§ **Task to carry out**
Extract the full set of records, then give each one again exactly.

§ **Available records**
=-=-=

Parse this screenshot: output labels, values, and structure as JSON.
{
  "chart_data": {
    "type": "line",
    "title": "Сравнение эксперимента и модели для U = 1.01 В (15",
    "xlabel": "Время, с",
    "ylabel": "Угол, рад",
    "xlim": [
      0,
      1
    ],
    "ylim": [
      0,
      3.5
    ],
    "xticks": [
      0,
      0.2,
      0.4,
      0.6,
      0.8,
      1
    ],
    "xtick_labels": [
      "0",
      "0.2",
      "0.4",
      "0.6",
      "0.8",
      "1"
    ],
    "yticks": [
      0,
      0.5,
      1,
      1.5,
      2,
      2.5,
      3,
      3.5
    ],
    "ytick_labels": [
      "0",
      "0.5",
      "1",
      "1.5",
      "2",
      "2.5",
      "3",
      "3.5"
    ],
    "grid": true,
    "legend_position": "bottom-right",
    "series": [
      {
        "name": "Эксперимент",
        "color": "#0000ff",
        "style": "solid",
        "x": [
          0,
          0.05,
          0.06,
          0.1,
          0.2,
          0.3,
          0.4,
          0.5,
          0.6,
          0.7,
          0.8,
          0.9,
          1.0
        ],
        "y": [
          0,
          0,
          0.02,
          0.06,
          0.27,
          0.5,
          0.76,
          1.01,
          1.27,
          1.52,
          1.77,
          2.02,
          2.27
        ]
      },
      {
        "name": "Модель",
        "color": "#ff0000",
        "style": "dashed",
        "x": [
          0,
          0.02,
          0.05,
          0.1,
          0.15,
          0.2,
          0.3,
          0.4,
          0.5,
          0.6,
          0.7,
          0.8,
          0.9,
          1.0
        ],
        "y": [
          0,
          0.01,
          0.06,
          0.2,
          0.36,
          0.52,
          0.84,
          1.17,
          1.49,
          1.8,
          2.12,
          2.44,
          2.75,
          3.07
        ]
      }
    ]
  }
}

=-=-=

§ **Output for this task**
Parse this screenshot: output labels, values, and structure as JSON.
{
  "chart_data": {
    "type": "line",
    "title": "Сравнение эксперимента и модели для U = 1.01 В (15",
    "xlabel": "Время, с",
    "ylabel": "Угол, рад",
    "xlim": [
      0,
      1
    ],
    "ylim": [
      0,
      3.5
    ],
    "xticks": [
      0,
      0.2,
      0.4,
      0.6,
      0.8,
      1
    ],
    "xtick_labels": [
      "0",
      "0.2",
      "0.4",
      "0.6",
      "0.8",
      "1"
    ],
    "yticks": [
      0,
      0.5,
      1,
      1.5,
      2,
      2.5,
      3,
      3.5
    ],
    "ytick_labels": [
      "0",
      "0.5",
      "1",
      "1.5",
      "2",
      "2.5",
      "3",
      "3.5"
    ],
    "grid": true,
    "legend_position": "bottom-right",
    "series": [
      {
        "name": "Эксперимент",
        "color": "#0000ff",
        "style": "solid",
        "x": [
          0,
          0.05,
          0.06,
          0.1,
          0.2,
          0.3,
          0.4,
          0.5,
          0.6,
          0.7,
          0.8,
          0.9,
          1.0
        ],
        "y": [
          0,
          0,
          0.02,
          0.06,
          0.27,
          0.5,
          0.76,
          1.01,
          1.27,
          1.52,
          1.77,
          2.02,
          2.27
        ]
      },
      {
        "name": "Модель",
        "color": "#ff0000",
        "style": "dashed",
        "x": [
          0,
          0.02,
          0.05,
          0.1,
          0.15,
          0.2,
          0.3,
          0.4,
          0.5,
          0.6,
          0.7,
          0.8,
          0.9,
          1.0
        ],
        "y": [
          0,
          0.01,
          0.06,
          0.2,
          0.36,
          0.52,
          0.84,
          1.17,
          1.49,
          1.8,
          2.12,
          2.44,
          2.75,
          3.07
        ]
      }
    ]
  }
}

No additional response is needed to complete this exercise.